▸ **Provided data**

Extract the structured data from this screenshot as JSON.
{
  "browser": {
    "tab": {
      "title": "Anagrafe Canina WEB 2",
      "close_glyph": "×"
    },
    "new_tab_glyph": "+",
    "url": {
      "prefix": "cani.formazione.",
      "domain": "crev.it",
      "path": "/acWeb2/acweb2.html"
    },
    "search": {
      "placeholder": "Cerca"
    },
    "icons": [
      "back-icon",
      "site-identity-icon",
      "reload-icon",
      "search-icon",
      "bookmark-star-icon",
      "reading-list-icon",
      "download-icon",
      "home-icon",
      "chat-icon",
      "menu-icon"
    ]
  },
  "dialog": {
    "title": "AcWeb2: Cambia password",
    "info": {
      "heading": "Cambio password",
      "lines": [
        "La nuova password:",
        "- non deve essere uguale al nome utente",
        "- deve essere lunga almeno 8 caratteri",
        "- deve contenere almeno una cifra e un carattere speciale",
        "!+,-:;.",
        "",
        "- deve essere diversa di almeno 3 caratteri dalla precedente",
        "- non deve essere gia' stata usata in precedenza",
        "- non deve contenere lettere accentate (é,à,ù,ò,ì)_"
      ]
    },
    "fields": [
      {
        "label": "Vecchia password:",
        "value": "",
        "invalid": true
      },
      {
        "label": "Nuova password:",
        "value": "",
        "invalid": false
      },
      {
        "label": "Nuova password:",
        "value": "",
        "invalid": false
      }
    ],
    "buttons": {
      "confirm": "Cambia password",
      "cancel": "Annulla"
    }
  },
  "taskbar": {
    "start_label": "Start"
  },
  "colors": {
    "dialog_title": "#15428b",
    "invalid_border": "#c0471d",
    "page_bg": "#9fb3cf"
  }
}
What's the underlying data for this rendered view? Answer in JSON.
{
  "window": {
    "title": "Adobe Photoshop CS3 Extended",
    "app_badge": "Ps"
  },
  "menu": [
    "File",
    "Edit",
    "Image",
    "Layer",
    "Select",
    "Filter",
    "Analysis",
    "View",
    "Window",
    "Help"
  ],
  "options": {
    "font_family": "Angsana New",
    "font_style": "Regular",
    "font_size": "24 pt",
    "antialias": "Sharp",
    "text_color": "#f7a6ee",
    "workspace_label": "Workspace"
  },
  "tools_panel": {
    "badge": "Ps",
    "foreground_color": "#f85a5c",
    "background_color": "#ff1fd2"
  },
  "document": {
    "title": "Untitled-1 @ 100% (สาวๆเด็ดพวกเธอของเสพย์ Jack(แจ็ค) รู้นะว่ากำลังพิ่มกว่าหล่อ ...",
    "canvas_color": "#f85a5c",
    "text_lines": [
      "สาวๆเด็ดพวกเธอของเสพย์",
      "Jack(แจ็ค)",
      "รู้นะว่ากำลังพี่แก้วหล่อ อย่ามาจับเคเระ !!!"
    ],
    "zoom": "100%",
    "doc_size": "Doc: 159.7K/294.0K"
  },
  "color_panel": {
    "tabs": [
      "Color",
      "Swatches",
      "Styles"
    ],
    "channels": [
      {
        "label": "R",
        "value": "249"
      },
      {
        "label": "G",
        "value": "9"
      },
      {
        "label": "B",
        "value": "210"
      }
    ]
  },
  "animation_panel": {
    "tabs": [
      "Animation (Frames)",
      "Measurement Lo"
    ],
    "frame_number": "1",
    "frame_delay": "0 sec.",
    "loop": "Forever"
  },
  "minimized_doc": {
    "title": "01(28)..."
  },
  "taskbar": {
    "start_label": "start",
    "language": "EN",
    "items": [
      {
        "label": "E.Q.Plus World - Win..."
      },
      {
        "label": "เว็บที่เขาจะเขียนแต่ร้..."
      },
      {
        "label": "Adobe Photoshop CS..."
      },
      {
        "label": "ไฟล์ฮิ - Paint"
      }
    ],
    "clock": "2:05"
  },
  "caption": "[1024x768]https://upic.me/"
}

▸ **Aim of the exercise**
Output the records verbatim, from the first line to the last.

▸ **Exercise response**
Extract the structured data from this screenshot as JSON.
{
  "browser": {
    "tab": {
      "title": "Anagrafe Canina WEB 2",
      "close_glyph": "×"
    },
    "new_tab_glyph": "+",
    "url": {
      "prefix": "cani.formazione.",
      "domain": "crev.it",
      "path": "/acWeb2/acweb2.html"
    },
    "search": {
      "placeholder": "Cerca"
    },
    "icons": [
      "back-icon",
      "site-identity-icon",
      "reload-icon",
      "search-icon",
      "bookmark-star-icon",
      "reading-list-icon",
      "download-icon",
      "home-icon",
      "chat-icon",
      "menu-icon"
    ]
  },
  "dialog": {
    "title": "AcWeb2: Cambia password",
    "info": {
      "heading": "Cambio password",
      "lines": [
        "La nuova password:",
        "- non deve essere uguale al nome utente",
        "- deve essere lunga almeno 8 caratteri",
        "- deve contenere almeno una cifra e un carattere speciale",
        "!+,-:;.",
        "",
        "- deve essere diversa di almeno 3 caratteri dalla precedente",
        "- non deve essere gia' stata usata in precedenza",
        "- non deve contenere lettere accentate (é,à,ù,ò,ì)_"
      ]
    },
    "fields": [
      {
        "label": "Vecchia password:",
        "value": "",
        "invalid": true
      },
      {
        "label": "Nuova password:",
        "value": "",
        "invalid": false
      },
      {
        "label": "Nuova password:",
        "value": "",
        "invalid": false
      }
    ],
    "buttons": {
      "confirm": "Cambia password",
      "cancel": "Annulla"
    }
  },
  "taskbar": {
    "start_label": "Start"
  },
  "colors": {
    "dialog_title": "#15428b",
    "invalid_border": "#c0471d",
    "page_bg": "#9fb3cf"
  }
}
What's the underlying data for this rendered view? Answer in JSON.
{
  "window": {
    "title": "Adobe Photoshop CS3 Extended",
    "app_badge": "Ps"
  },
  "menu": [
    "File",
    "Edit",
    "Image",
    "Layer",
    "Select",
    "Filter",
    "Analysis",
    "View",
    "Window",
    "Help"
  ],
  "options": {
    "font_family": "Angsana New",
    "font_style": "Regular",
    "font_size": "24 pt",
    "antialias": "Sharp",
    "text_color": "#f7a6ee",
    "workspace_label": "Workspace"
  },
  "tools_panel": {
    "badge": "Ps",
    "foreground_color": "#f85a5c",
    "background_color": "#ff1fd2"
  },
  "document": {
    "title": "Untitled-1 @ 100% (สาวๆเด็ดพวกเธอของเสพย์ Jack(แจ็ค) รู้นะว่ากำลังพิ่มกว่าหล่อ ...",
    "canvas_color": "#f85a5c",
    "text_lines": [
      "สาวๆเด็ดพวกเธอของเสพย์",
      "Jack(แจ็ค)",
      "รู้นะว่ากำลังพี่แก้วหล่อ อย่ามาจับเคเระ !!!"
    ],
    "zoom": "100%",
    "doc_size": "Doc: 159.7K/294.0K"
  },
  "color_panel": {
    "tabs": [
      "Color",
      "Swatches",
      "Styles"
    ],
    "channels": [
      {
        "label": "R",
        "value": "249"
      },
      {
        "label": "G",
        "value": "9"
      },
      {
        "label": "B",
        "value": "210"
      }
    ]
  },
  "animation_panel": {
    "tabs": [
      "Animation (Frames)",
      "Measurement Lo"
    ],
    "frame_number": "1",
    "frame_delay": "0 sec.",
    "loop": "Forever"
  },
  "minimized_doc": {
    "title": "01(28)..."
  },
  "taskbar": {
    "start_label": "start",
    "language": "EN",
    "items": [
      {
        "label": "E.Q.Plus World - Win..."
      },
      {
        "label": "เว็บที่เขาจะเขียนแต่ร้..."
      },
      {
        "label": "Adobe Photoshop CS..."
      },
      {
        "label": "ไฟล์ฮิ - Paint"
      }
    ],
    "clock": "2:05"
  },
  "caption": "[1024x768]https://upic.me/"
}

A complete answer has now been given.